---- MATERIAL SUPPLIED
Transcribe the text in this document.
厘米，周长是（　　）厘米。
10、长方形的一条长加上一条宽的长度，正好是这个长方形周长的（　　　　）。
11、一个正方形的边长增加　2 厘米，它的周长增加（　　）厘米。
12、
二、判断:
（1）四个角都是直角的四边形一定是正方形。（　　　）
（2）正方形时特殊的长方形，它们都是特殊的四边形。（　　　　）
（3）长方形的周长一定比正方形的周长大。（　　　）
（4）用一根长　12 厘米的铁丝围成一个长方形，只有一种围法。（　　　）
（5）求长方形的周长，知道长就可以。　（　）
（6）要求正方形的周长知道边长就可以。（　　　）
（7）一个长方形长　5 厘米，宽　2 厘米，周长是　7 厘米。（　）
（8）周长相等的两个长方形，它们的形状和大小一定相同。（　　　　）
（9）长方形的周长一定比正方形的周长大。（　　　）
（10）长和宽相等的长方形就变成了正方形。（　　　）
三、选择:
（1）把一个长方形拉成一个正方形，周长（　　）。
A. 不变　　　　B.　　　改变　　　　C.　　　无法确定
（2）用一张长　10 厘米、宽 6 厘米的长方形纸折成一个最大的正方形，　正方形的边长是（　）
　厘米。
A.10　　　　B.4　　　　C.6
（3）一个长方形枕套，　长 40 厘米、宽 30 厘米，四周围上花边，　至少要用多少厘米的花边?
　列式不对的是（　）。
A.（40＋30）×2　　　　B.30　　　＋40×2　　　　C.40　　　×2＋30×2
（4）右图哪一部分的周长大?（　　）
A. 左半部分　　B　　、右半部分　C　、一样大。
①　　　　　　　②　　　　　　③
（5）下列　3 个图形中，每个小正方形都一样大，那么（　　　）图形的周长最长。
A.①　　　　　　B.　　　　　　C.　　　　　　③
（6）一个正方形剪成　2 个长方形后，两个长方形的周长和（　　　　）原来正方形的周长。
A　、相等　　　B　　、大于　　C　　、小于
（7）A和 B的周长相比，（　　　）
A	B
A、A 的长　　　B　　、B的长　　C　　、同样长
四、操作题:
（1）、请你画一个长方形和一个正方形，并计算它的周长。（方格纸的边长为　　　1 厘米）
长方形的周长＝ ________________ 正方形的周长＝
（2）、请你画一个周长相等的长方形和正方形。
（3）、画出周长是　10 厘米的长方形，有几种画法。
--------
---- MATERIAL SUPPLIED
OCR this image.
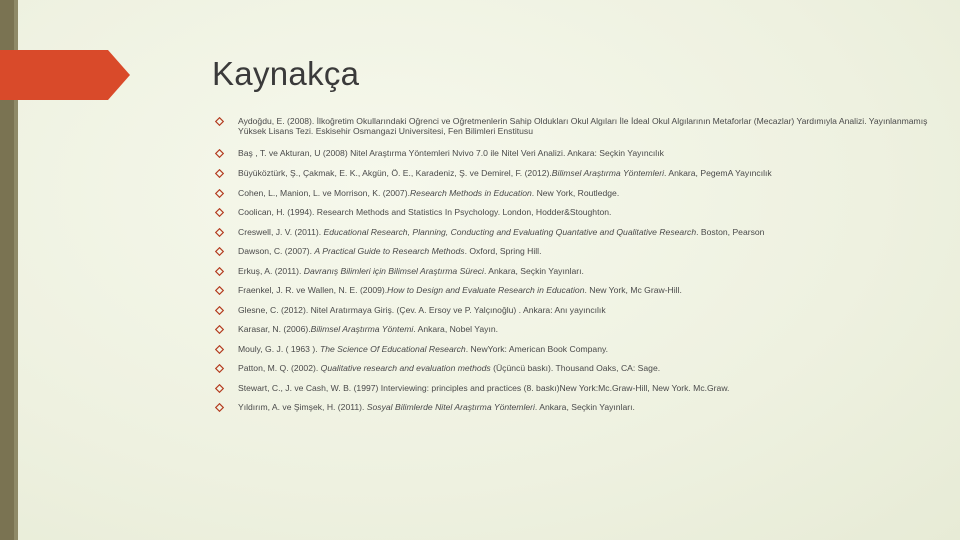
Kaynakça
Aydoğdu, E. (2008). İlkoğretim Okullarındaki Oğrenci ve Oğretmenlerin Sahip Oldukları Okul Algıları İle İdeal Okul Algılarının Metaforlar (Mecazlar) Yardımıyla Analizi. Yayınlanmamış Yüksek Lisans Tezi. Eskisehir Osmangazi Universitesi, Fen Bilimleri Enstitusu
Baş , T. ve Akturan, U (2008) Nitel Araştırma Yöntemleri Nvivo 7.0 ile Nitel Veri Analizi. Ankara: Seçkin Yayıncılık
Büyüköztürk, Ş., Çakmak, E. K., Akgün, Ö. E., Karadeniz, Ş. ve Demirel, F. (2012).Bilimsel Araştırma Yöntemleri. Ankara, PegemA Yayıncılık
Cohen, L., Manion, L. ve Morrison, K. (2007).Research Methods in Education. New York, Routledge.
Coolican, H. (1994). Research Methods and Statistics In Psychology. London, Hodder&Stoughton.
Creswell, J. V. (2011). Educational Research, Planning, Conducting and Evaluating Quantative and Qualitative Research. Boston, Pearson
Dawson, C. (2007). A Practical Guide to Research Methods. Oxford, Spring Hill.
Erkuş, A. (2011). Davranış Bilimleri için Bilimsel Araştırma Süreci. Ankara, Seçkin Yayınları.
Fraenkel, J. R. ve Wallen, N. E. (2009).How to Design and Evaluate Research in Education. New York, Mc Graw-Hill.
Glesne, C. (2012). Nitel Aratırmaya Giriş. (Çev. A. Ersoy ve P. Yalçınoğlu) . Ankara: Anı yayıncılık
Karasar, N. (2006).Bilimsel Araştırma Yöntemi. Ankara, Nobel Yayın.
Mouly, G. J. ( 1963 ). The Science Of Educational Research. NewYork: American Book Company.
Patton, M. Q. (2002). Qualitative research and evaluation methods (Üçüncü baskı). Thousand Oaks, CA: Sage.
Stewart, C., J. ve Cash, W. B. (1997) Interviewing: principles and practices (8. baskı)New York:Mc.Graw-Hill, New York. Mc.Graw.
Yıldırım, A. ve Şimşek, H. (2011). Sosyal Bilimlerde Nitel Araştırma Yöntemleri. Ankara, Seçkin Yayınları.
--------
**PROBLEM TO SOLVE**: Lines that include the word "Qualitative" — how many are there in the data? Answer with the number alone.

**ANSWER**: 2